═══ PROVIDED RECORDS

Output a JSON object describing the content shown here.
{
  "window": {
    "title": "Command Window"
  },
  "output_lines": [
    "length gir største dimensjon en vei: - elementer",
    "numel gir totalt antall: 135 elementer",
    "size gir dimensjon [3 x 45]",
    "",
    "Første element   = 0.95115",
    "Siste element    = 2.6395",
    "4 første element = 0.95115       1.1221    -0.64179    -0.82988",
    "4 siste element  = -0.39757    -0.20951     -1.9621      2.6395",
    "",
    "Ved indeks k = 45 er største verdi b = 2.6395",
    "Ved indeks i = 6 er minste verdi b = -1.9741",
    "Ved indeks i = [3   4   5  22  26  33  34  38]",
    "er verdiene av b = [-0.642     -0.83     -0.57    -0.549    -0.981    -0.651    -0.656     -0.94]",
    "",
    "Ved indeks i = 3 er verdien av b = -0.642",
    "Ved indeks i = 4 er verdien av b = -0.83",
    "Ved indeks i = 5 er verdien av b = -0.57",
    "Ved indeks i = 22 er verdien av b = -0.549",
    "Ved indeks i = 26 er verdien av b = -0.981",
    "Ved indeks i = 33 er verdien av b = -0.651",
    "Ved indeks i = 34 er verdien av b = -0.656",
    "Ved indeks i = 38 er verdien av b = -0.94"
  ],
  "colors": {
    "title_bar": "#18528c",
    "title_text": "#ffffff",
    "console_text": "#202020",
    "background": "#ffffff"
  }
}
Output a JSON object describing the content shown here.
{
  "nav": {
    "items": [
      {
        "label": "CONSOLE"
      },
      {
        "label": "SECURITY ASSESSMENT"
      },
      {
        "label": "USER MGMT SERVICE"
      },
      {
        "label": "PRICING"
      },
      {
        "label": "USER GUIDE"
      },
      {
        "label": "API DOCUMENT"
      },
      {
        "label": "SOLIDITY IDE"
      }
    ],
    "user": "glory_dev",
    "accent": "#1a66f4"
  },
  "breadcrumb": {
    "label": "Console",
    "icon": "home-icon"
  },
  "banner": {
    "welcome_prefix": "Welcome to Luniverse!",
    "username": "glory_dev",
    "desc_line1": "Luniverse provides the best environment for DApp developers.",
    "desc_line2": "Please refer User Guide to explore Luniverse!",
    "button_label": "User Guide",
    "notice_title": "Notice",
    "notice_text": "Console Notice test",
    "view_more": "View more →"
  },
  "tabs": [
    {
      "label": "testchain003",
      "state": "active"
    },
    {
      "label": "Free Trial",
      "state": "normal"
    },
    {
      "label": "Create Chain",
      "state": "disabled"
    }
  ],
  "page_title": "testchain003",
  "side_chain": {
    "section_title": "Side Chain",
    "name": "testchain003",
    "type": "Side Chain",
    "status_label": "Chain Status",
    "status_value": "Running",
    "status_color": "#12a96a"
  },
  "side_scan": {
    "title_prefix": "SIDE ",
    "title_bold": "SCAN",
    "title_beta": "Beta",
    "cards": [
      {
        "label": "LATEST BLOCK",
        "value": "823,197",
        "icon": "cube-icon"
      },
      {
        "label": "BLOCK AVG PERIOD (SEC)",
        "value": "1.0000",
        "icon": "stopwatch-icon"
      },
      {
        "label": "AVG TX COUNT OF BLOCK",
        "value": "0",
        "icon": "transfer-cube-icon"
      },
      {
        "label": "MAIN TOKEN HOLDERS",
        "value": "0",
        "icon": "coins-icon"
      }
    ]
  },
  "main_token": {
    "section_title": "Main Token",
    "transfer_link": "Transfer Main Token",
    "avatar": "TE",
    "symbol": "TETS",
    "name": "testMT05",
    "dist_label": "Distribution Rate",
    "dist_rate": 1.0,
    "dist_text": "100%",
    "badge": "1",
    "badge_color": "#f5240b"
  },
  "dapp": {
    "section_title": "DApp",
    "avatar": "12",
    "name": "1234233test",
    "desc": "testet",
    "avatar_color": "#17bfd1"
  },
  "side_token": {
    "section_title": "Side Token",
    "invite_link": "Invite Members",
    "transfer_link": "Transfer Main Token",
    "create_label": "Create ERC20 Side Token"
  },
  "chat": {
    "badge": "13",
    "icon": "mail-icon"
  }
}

══════

*WHAT IS ASKED*
Point out every line holding the string "icon" and copy it.

*RESULT FOR THIS TASK*
    "icon": "home-icon"
        "icon": "cube-icon"
        "icon": "stopwatch-icon"
        "icon": "transfer-cube-icon"
        "icon": "coins-icon"
    "icon": "mail-icon"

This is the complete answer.